What is being asked:
Write the material out again exactly as it stands.

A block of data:
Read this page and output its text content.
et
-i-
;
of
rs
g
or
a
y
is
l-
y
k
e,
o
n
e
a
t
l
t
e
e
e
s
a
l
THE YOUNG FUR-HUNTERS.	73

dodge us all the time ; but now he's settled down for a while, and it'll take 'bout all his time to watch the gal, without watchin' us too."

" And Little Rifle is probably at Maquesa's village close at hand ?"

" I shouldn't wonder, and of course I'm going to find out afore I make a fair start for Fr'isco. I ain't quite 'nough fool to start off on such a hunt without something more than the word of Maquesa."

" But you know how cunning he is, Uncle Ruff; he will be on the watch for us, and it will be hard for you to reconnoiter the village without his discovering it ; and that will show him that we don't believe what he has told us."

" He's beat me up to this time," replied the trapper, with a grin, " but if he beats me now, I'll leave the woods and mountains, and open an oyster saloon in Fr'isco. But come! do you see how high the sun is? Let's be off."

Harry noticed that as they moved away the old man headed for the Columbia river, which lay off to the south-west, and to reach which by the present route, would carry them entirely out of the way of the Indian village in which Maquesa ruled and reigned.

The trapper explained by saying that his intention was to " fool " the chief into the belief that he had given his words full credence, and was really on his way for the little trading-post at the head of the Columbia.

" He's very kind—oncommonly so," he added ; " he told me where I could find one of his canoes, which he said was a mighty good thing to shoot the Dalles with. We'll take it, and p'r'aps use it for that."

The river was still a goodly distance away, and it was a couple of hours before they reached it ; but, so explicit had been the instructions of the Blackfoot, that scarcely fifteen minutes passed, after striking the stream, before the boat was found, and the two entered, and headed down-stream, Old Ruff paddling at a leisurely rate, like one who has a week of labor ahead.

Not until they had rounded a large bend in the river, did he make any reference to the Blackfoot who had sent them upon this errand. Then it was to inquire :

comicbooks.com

Solution for this task:
Read this page and output its text content.
et
-i-
;
of
rs
g
or
a
y
is
l-
y
k
e,
o
n
e
a
t
l
t
e
e
e
s
a
l
THE YOUNG FUR-HUNTERS.	73

dodge us all the time ; but now he's settled down for a while, and it'll take 'bout all his time to watch the gal, without watchin' us too."

" And Little Rifle is probably at Maquesa's village close at hand ?"

" I shouldn't wonder, and of course I'm going to find out afore I make a fair start for Fr'isco. I ain't quite 'nough fool to start off on such a hunt without something more than the word of Maquesa."

" But you know how cunning he is, Uncle Ruff; he will be on the watch for us, and it will be hard for you to reconnoiter the village without his discovering it ; and that will show him that we don't believe what he has told us."

" He's beat me up to this time," replied the trapper, with a grin, " but if he beats me now, I'll leave the woods and mountains, and open an oyster saloon in Fr'isco. But come! do you see how high the sun is? Let's be off."

Harry noticed that as they moved away the old man headed for the Columbia river, which lay off to the south-west, and to reach which by the present route, would carry them entirely out of the way of the Indian village in which Maquesa ruled and reigned.

The trapper explained by saying that his intention was to " fool " the chief into the belief that he had given his words full credence, and was really on his way for the little trading-post at the head of the Columbia.

" He's very kind—oncommonly so," he added ; " he told me where I could find one of his canoes, which he said was a mighty good thing to shoot the Dalles with. We'll take it, and p'r'aps use it for that."

The river was still a goodly distance away, and it was a couple of hours before they reached it ; but, so explicit had been the instructions of the Blackfoot, that scarcely fifteen minutes passed, after striking the stream, before the boat was found, and the two entered, and headed down-stream, Old Ruff paddling at a leisurely rate, like one who has a week of labor ahead.

Not until they had rounded a large bend in the river, did he make any reference to the Blackfoot who had sent them upon this errand. Then it was to inquire :

comicbooks.com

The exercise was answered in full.